▼▼▼
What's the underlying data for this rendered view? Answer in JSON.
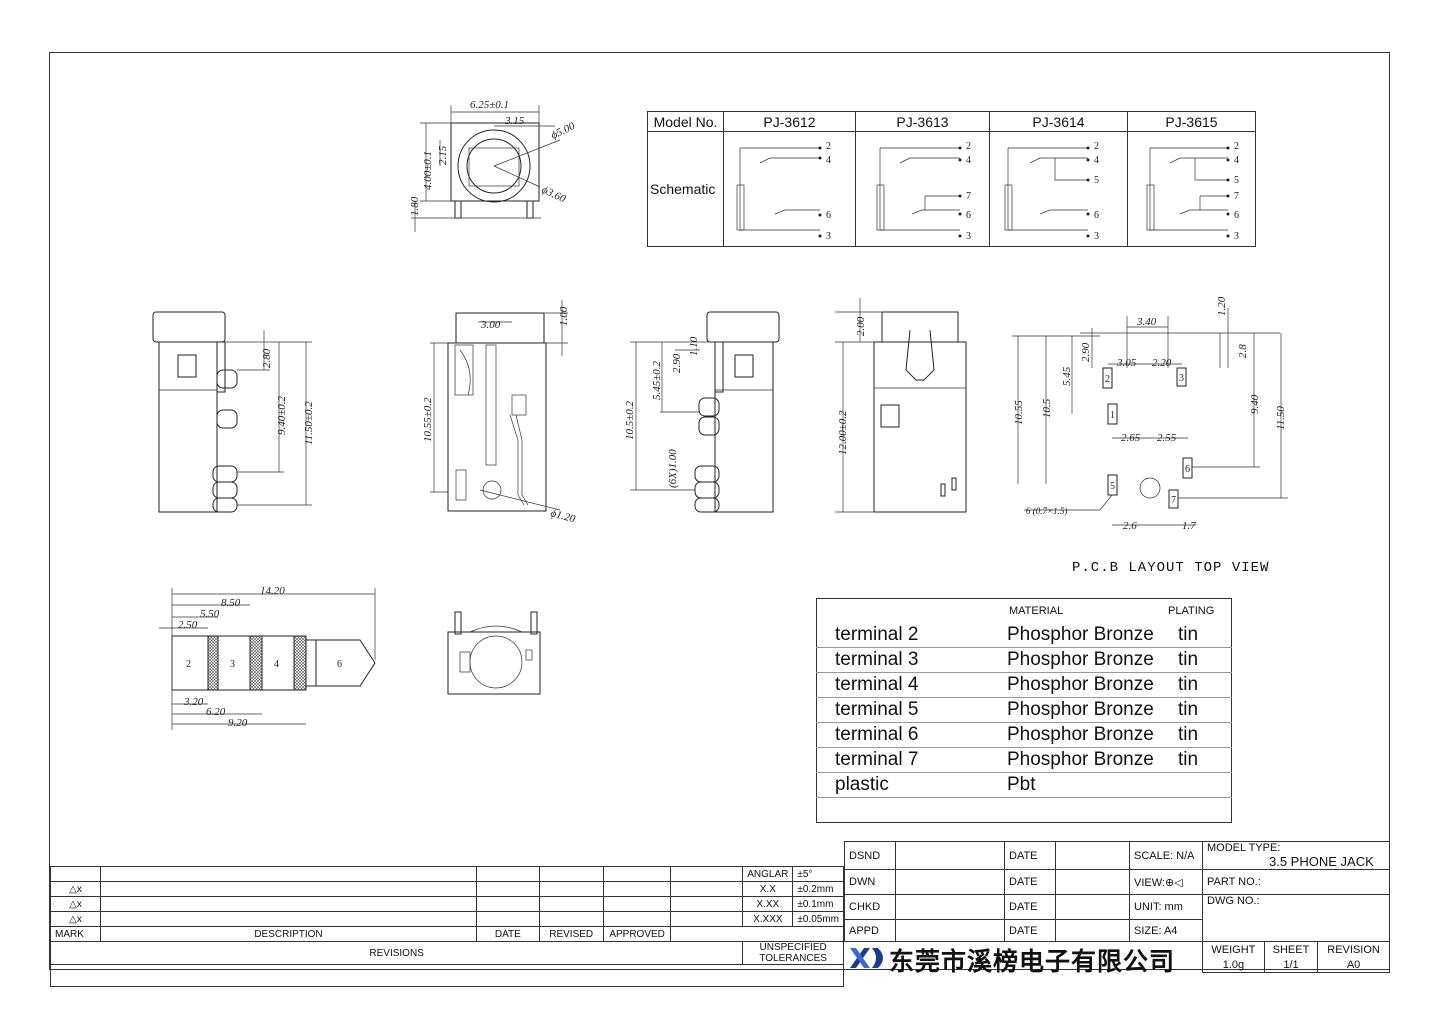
{
  "model_table": {
    "header_label": "Model No.",
    "schematic_label": "Schematic",
    "models": [
      "PJ-3612",
      "PJ-3613",
      "PJ-3614",
      "PJ-3615"
    ]
  },
  "top_view_dims": {
    "width": "6.25±0.1",
    "offset": "3.15",
    "dia_outer": "ϕ5.00",
    "dia_inner": "ϕ3.60",
    "h1": "2.15",
    "h2": "4.00±0.1",
    "h3": "1.80"
  },
  "side_dims": {
    "a": "2.80",
    "b": "9.40±0.2",
    "c": "11.50±0.2",
    "d": "3.00",
    "e": "1.00",
    "f": "10.55±0.2",
    "g": "ϕ1.20",
    "h": "10.5±0.2",
    "i": "5.45±0.2",
    "j": "2.90",
    "k": "1.10",
    "l": "(6X)1.00",
    "m": "2.00",
    "n": "12.00±0.2"
  },
  "pcb_dims": {
    "w1": "3.40",
    "w2": "3.05",
    "w3": "2.20",
    "w4": "1.20",
    "w5": "2.8",
    "h1": "2.90",
    "h2": "5.45",
    "h3": "10.55",
    "h4": "10.5",
    "h5": "9.40",
    "h6": "11.50",
    "x1": "2.65",
    "x2": "2.55",
    "x3": "2.6",
    "x4": "1.7",
    "slot": "6 (0.7×1.5)",
    "pin_labels": [
      "2",
      "3",
      "1",
      "6",
      "5",
      "7"
    ]
  },
  "plug_dims": {
    "l1": "14.20",
    "l2": "8.50",
    "l3": "5.50",
    "l4": "2.50",
    "l5": "3.20",
    "l6": "6.20",
    "l7": "9.20",
    "segments": [
      "2",
      "3",
      "4",
      "6"
    ]
  },
  "pcb_caption": "P.C.B LAYOUT TOP VIEW",
  "materials": {
    "header_material": "MATERIAL",
    "header_plating": "PLATING",
    "rows": [
      {
        "part": "terminal 2",
        "material": "Phosphor Bronze",
        "plating": "tin"
      },
      {
        "part": "terminal 3",
        "material": "Phosphor Bronze",
        "plating": "tin"
      },
      {
        "part": "terminal 4",
        "material": "Phosphor Bronze",
        "plating": "tin"
      },
      {
        "part": "terminal 5",
        "material": "Phosphor Bronze",
        "plating": "tin"
      },
      {
        "part": "terminal 6",
        "material": "Phosphor Bronze",
        "plating": "tin"
      },
      {
        "part": "terminal 7",
        "material": "Phosphor Bronze",
        "plating": "tin"
      },
      {
        "part": "plastic",
        "material": "Pbt",
        "plating": ""
      }
    ]
  },
  "revisions": {
    "marks": [
      "△x",
      "△x",
      "△x"
    ],
    "col_mark": "MARK",
    "col_desc": "DESCRIPTION",
    "col_date": "DATE",
    "col_revised": "REVISED",
    "col_approved": "APPROVED",
    "footer": "REVISIONS",
    "tolerances_title": "UNSPECIFIED TOLERANCES",
    "tolerances": [
      {
        "k": "ANGLAR",
        "v": "±5°"
      },
      {
        "k": "X.X",
        "v": "±0.2mm"
      },
      {
        "k": "X.XX",
        "v": "±0.1mm"
      },
      {
        "k": "X.XXX",
        "v": "±0.05mm"
      }
    ]
  },
  "title_block": {
    "dsnd": "DSND",
    "dwn": "DWN",
    "chkd": "CHKD",
    "appd": "APPD",
    "date": "DATE",
    "scale": "SCALE: N/A",
    "view": "VIEW:",
    "unit": "UNIT: mm",
    "size": "SIZE: A4",
    "model_type_label": "MODEL TYPE:",
    "model_type": "3.5 PHONE JACK",
    "part_no": "PART NO.:",
    "dwg_no": "DWG NO.:",
    "weight_label": "WEIGHT",
    "weight": "1.0g",
    "sheet_label": "SHEET",
    "sheet": "1/1",
    "revision_label": "REVISION",
    "revision": "A0",
    "company": "东莞市溪榜电子有限公司",
    "logo_text": "XD"
  },
  "colors": {
    "line": "#222222",
    "accent": "#1a3c8f"
  }
}
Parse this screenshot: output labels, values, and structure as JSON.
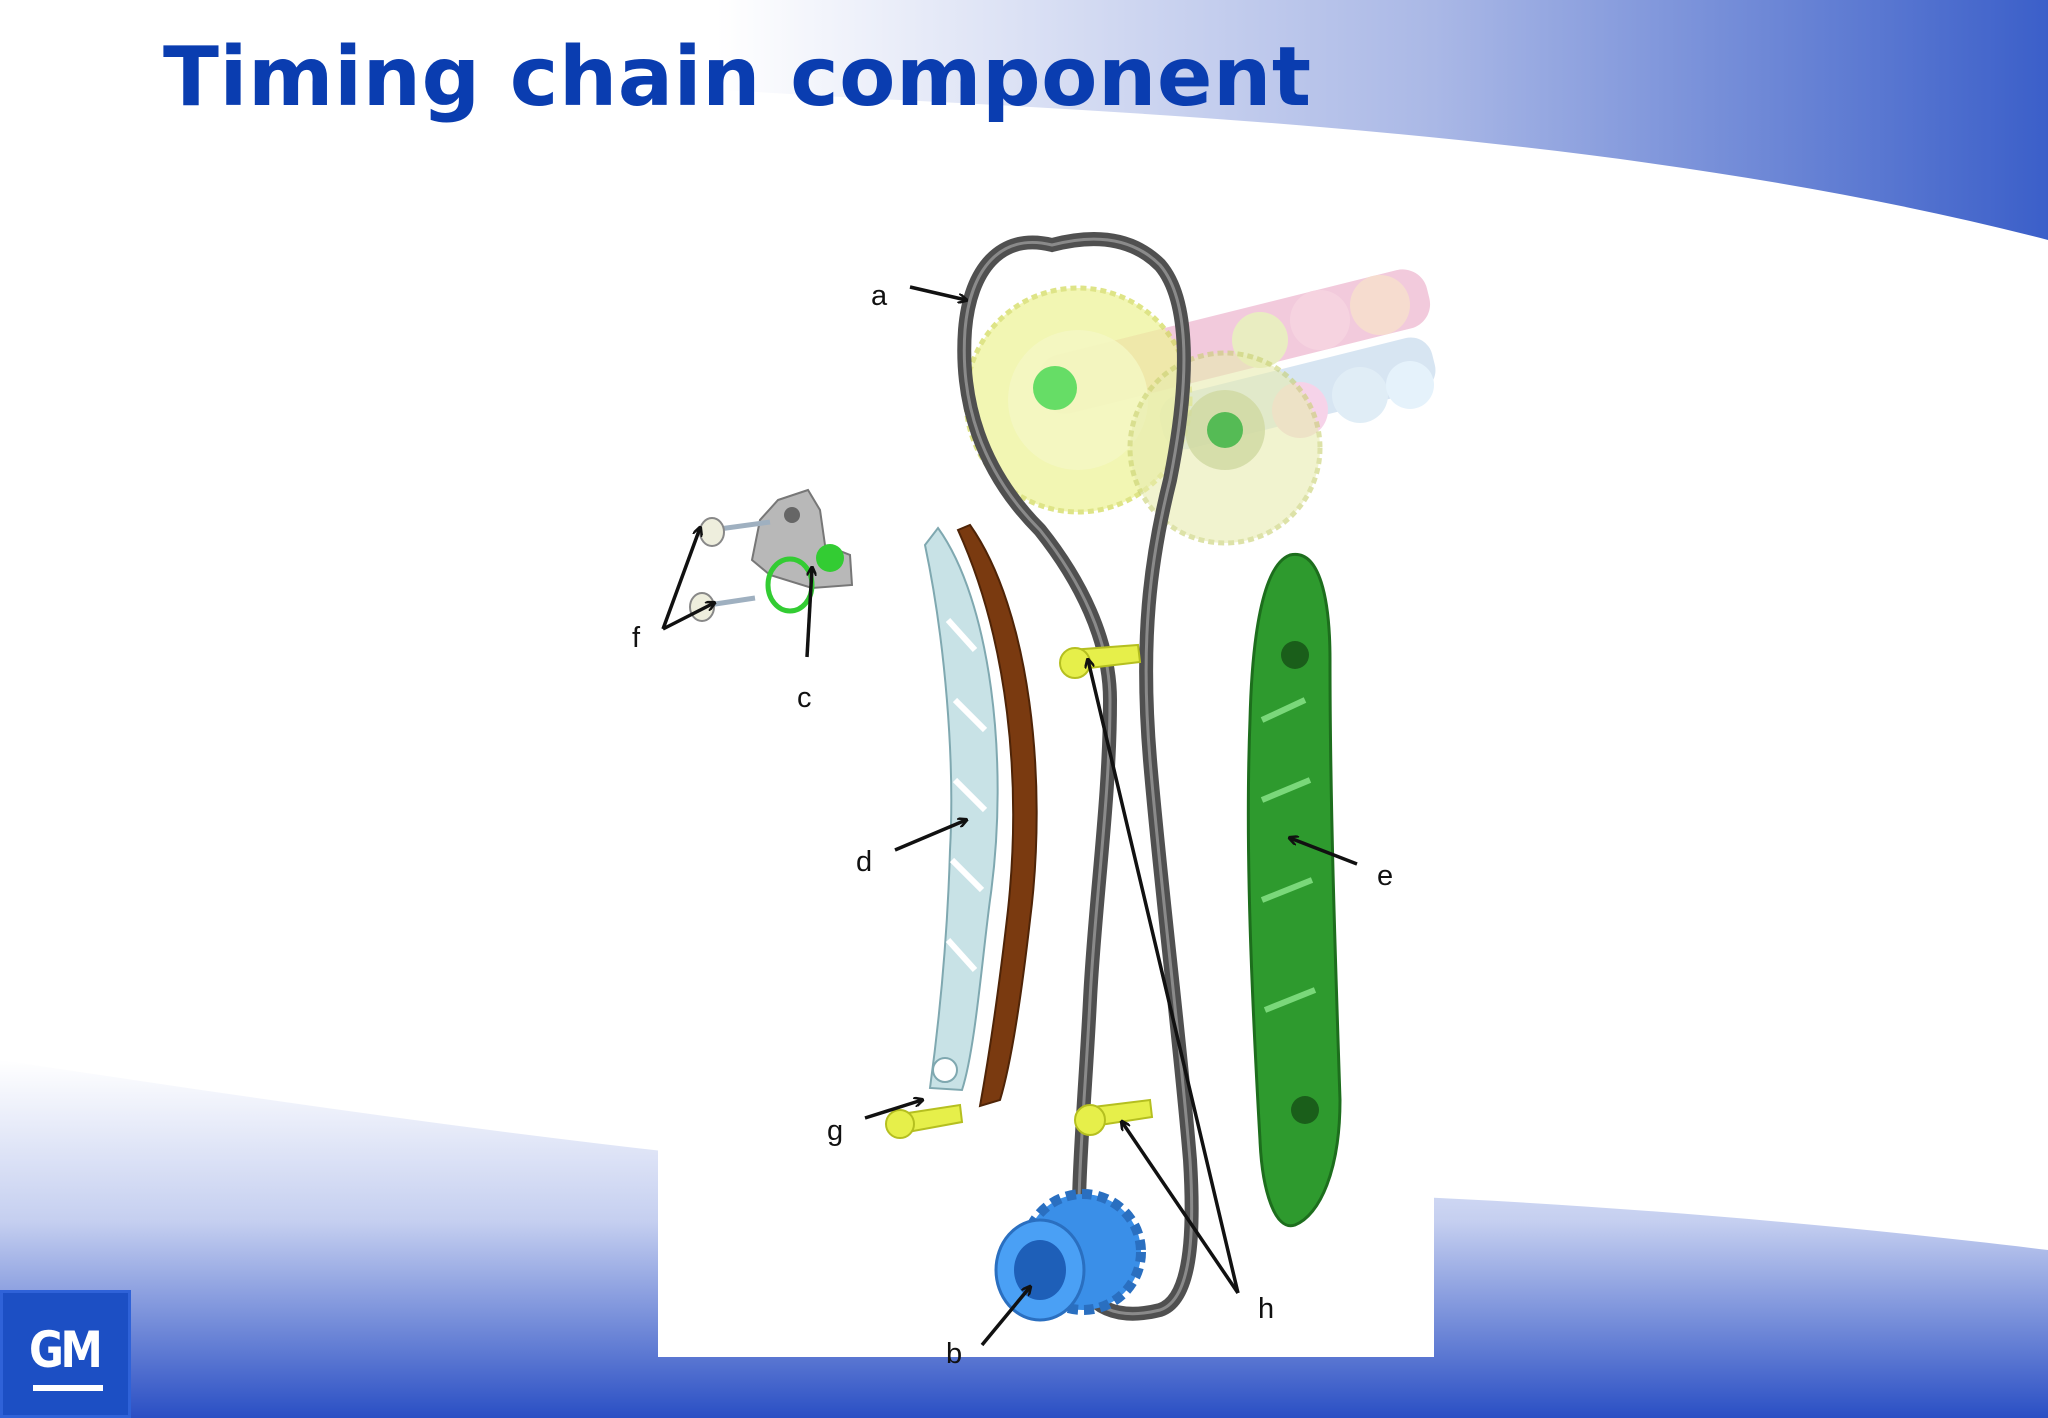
{
  "slide": {
    "title": "Timing chain component"
  },
  "diagram": {
    "labels": {
      "a": "a",
      "b": "b",
      "c": "c",
      "d": "d",
      "e": "e",
      "f": "f",
      "g": "g",
      "h": "h"
    },
    "colors": {
      "chain": "#4a4a4a",
      "tensioner_guide": "#7a3a10",
      "tensioner_guide_back": "#c8e2e6",
      "fixed_guide": "#2e9a2e",
      "crank_sprocket": "#3a8fe8",
      "bolts": "#e6ef4a",
      "cam_gear": "#e8f08a",
      "tensioner_body": "#b8b8b8",
      "seal_ring": "#33cc33"
    }
  },
  "logo": {
    "text": "GM"
  },
  "colors": {
    "title": "#0a3db0",
    "gradient_blue": "#2a52c8"
  }
}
▲▲▲
**AIM OF THE EXERCISE**
Reproduce the whole listing word for word, setting aside any pictures.

**REPLY**
What's the underlying data for this rendered view? Answer in JSON.
{
  "model_table": {
    "header_label": "Model No.",
    "schematic_label": "Schematic",
    "models": [
      "PJ-3612",
      "PJ-3613",
      "PJ-3614",
      "PJ-3615"
    ]
  },
  "top_view_dims": {
    "width": "6.25±0.1",
    "offset": "3.15",
    "dia_outer": "ϕ5.00",
    "dia_inner": "ϕ3.60",
    "h1": "2.15",
    "h2": "4.00±0.1",
    "h3": "1.80"
  },
  "side_dims": {
    "a": "2.80",
    "b": "9.40±0.2",
    "c": "11.50±0.2",
    "d": "3.00",
    "e": "1.00",
    "f": "10.55±0.2",
    "g": "ϕ1.20",
    "h": "10.5±0.2",
    "i": "5.45±0.2",
    "j": "2.90",
    "k": "1.10",
    "l": "(6X)1.00",
    "m": "2.00",
    "n": "12.00±0.2"
  },
  "pcb_dims": {
    "w1": "3.40",
    "w2": "3.05",
    "w3": "2.20",
    "w4": "1.20",
    "w5": "2.8",
    "h1": "2.90",
    "h2": "5.45",
    "h3": "10.55",
    "h4": "10.5",
    "h5": "9.40",
    "h6": "11.50",
    "x1": "2.65",
    "x2": "2.55",
    "x3": "2.6",
    "x4": "1.7",
    "slot": "6 (0.7×1.5)",
    "pin_labels": [
      "2",
      "3",
      "1",
      "6",
      "5",
      "7"
    ]
  },
  "plug_dims": {
    "l1": "14.20",
    "l2": "8.50",
    "l3": "5.50",
    "l4": "2.50",
    "l5": "3.20",
    "l6": "6.20",
    "l7": "9.20",
    "segments": [
      "2",
      "3",
      "4",
      "6"
    ]
  },
  "pcb_caption": "P.C.B LAYOUT TOP VIEW",
  "materials": {
    "header_material": "MATERIAL",
    "header_plating": "PLATING",
    "rows": [
      {
        "part": "terminal 2",
        "material": "Phosphor Bronze",
        "plating": "tin"
      },
      {
        "part": "terminal 3",
        "material": "Phosphor Bronze",
        "plating": "tin"
      },
      {
        "part": "terminal 4",
        "material": "Phosphor Bronze",
        "plating": "tin"
      },
      {
        "part": "terminal 5",
        "material": "Phosphor Bronze",
        "plating": "tin"
      },
      {
        "part": "terminal 6",
        "material": "Phosphor Bronze",
        "plating": "tin"
      },
      {
        "part": "terminal 7",
        "material": "Phosphor Bronze",
        "plating": "tin"
      },
      {
        "part": "plastic",
        "material": "Pbt",
        "plating": ""
      }
    ]
  },
  "revisions": {
    "marks": [
      "△x",
      "△x",
      "△x"
    ],
    "col_mark": "MARK",
    "col_desc": "DESCRIPTION",
    "col_date": "DATE",
    "col_revised": "REVISED",
    "col_approved": "APPROVED",
    "footer": "REVISIONS",
    "tolerances_title": "UNSPECIFIED TOLERANCES",
    "tolerances": [
      {
        "k": "ANGLAR",
        "v": "±5°"
      },
      {
        "k": "X.X",
        "v": "±0.2mm"
      },
      {
        "k": "X.XX",
        "v": "±0.1mm"
      },
      {
        "k": "X.XXX",
        "v": "±0.05mm"
      }
    ]
  },
  "title_block": {
    "dsnd": "DSND",
    "dwn": "DWN",
    "chkd": "CHKD",
    "appd": "APPD",
    "date": "DATE",
    "scale": "SCALE: N/A",
    "view": "VIEW:",
    "unit": "UNIT: mm",
    "size": "SIZE: A4",
    "model_type_label": "MODEL TYPE:",
    "model_type": "3.5 PHONE JACK",
    "part_no": "PART NO.:",
    "dwg_no": "DWG NO.:",
    "weight_label": "WEIGHT",
    "weight": "1.0g",
    "sheet_label": "SHEET",
    "sheet": "1/1",
    "revision_label": "REVISION",
    "revision": "A0",
    "company": "东莞市溪榜电子有限公司",
    "logo_text": "XD"
  },
  "colors": {
    "line": "#222222",
    "accent": "#1a3c8f"
  }
}
Parse this screenshot: output labels, values, and structure as JSON.
{
  "slide": {
    "title": "Timing chain component"
  },
  "diagram": {
    "labels": {
      "a": "a",
      "b": "b",
      "c": "c",
      "d": "d",
      "e": "e",
      "f": "f",
      "g": "g",
      "h": "h"
    },
    "colors": {
      "chain": "#4a4a4a",
      "tensioner_guide": "#7a3a10",
      "tensioner_guide_back": "#c8e2e6",
      "fixed_guide": "#2e9a2e",
      "crank_sprocket": "#3a8fe8",
      "bolts": "#e6ef4a",
      "cam_gear": "#e8f08a",
      "tensioner_body": "#b8b8b8",
      "seal_ring": "#33cc33"
    }
  },
  "logo": {
    "text": "GM"
  },
  "colors": {
    "title": "#0a3db0",
    "gradient_blue": "#2a52c8"
  }
}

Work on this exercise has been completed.